--- Task goal ---
Search the listing for the string "myself" and copy every line that contains it.
Start of Exercise data
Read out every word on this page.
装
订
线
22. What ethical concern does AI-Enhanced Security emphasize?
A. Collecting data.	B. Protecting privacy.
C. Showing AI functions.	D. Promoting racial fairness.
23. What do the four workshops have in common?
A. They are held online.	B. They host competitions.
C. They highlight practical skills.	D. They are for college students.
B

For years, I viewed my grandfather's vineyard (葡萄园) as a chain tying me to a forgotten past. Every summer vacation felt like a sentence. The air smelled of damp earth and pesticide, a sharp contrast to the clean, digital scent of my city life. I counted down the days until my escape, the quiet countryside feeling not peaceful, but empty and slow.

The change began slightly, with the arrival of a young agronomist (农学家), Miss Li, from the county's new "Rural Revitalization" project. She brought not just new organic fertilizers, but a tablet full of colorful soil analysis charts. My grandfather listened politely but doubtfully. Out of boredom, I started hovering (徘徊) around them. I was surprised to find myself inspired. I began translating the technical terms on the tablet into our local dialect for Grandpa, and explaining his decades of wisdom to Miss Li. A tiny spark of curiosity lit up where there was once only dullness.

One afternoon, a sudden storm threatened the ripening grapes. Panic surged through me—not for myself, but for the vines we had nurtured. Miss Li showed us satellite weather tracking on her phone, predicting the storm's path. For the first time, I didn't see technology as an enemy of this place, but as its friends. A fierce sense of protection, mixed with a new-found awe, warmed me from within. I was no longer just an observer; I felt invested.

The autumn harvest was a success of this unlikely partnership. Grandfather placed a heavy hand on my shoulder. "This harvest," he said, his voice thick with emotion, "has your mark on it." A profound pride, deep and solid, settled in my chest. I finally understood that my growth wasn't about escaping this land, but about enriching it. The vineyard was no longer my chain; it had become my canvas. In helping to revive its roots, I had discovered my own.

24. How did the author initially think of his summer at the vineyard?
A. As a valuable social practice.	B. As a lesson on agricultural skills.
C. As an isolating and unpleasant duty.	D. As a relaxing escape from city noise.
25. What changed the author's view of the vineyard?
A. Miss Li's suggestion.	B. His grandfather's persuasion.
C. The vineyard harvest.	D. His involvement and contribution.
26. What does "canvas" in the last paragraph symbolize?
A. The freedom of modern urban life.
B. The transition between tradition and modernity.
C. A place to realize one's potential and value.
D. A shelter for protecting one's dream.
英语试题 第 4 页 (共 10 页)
End of Exercise data
--- Expected answer ---
The change began slightly, with the arrival of a young agronomist (农学家), Miss Li, from the county's new "Rural Revitalization" project. She brought not just new organic fertilizers, but a tablet full of colorful soil analysis charts. My grandfather listened politely but doubtfully. Out of boredom, I started hovering (徘徊) around them. I was surprised to find myself inspired. I began translating the technical terms on the tablet into our local dialect for Grandpa, and explaining his decades of wisdom to Miss Li. A tiny spark of curiosity lit up where there was once only dullness.
One afternoon, a sudden storm threatened the ripening grapes. Panic surged through me—not for myself, but for the vines we had nurtured. Miss Li showed us satellite weather tracking on her phone, predicting the storm's path. For the first time, I didn't see technology as an enemy of this place, but as its friends. A fierce sense of protection, mixed with a new-found awe, warmed me from within. I was no longer just an observer; I felt invested.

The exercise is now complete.